(Stored dataset items)
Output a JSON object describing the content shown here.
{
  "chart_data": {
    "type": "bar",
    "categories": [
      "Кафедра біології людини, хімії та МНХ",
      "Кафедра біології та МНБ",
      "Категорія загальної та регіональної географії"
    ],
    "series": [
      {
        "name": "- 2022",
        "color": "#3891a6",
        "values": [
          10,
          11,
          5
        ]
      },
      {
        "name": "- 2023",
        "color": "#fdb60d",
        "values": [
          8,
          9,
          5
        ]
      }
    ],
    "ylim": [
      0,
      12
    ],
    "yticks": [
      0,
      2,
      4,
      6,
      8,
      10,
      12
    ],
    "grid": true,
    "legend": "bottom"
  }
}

→ TASK TO CARRY OUT
From the entries above, copy every line containing the word "Кафедра".

→ TASK RESPONSE
      "Кафедра біології людини, хімії та МНХ",
      "Кафедра біології та МНБ",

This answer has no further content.